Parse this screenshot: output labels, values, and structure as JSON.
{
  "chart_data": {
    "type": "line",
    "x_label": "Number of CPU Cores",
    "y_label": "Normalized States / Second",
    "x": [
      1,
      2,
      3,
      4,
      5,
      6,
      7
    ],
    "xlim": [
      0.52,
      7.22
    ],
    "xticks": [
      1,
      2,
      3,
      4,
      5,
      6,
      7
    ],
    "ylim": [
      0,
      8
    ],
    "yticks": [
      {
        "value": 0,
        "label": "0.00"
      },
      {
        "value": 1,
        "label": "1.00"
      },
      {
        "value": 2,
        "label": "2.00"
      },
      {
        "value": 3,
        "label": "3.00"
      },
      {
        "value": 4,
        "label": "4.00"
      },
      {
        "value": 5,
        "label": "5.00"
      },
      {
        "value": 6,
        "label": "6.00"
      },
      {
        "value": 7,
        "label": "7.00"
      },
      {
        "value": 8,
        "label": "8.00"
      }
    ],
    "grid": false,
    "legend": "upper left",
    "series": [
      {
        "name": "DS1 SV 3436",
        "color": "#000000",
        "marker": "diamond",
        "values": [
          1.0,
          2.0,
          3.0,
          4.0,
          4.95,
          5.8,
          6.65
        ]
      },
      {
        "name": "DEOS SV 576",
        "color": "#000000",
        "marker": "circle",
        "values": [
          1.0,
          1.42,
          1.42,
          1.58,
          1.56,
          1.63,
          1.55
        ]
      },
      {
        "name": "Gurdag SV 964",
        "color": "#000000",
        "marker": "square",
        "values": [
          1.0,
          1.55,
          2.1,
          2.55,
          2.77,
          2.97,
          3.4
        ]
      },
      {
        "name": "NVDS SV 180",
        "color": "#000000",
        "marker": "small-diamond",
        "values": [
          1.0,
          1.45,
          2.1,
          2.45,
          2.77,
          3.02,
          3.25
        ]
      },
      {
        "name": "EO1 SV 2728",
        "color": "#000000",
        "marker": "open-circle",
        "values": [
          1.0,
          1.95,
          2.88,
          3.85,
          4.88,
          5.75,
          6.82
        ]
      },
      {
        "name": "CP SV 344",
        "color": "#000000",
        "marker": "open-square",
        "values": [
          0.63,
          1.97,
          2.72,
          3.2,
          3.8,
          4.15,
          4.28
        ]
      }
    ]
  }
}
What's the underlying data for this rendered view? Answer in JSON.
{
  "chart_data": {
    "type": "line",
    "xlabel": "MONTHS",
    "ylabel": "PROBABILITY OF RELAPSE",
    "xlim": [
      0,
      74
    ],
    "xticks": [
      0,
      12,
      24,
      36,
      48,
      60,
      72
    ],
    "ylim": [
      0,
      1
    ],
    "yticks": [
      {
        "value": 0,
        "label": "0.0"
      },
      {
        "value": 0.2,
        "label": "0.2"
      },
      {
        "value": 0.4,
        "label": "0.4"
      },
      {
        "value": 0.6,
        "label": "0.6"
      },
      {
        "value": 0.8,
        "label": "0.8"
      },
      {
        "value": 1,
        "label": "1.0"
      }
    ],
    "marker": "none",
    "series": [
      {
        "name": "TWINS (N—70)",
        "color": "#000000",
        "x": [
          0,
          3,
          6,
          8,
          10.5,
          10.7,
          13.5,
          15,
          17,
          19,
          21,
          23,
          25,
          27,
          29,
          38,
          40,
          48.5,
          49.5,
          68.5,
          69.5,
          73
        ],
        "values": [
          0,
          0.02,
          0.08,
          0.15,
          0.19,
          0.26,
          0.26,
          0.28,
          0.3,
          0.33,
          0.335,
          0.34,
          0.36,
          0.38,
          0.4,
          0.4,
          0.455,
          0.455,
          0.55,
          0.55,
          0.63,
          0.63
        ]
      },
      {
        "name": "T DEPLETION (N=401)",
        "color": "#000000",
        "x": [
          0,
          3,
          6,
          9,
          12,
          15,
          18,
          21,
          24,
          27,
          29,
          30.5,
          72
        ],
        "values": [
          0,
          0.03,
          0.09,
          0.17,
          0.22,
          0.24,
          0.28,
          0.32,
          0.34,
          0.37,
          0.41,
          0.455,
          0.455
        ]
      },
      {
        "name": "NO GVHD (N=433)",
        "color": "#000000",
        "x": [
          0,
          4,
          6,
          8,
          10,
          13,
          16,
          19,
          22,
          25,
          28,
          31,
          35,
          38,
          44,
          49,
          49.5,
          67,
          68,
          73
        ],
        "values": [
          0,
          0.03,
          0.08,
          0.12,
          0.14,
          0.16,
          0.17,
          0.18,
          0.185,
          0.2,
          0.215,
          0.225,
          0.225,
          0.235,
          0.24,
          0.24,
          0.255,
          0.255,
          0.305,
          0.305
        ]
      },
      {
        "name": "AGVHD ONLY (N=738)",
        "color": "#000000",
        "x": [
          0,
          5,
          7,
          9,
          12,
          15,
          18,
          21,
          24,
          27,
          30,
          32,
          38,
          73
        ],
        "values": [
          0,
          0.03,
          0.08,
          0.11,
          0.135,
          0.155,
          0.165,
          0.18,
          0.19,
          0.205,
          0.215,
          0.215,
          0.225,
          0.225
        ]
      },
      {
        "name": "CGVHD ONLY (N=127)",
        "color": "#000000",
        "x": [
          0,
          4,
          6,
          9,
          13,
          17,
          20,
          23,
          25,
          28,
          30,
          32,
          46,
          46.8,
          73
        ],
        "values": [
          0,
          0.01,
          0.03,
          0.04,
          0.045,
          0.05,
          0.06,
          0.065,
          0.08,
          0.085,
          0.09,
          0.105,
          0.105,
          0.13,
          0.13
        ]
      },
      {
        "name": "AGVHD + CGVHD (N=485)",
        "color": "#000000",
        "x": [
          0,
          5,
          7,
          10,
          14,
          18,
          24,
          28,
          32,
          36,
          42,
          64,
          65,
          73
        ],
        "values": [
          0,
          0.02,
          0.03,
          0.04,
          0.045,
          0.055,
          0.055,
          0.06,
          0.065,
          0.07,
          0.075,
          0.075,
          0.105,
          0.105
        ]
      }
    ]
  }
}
......
◆ **Your task**
Count the lines in the records above that contain the word "CGVHD", and give only the number.

◆ **Reply**
2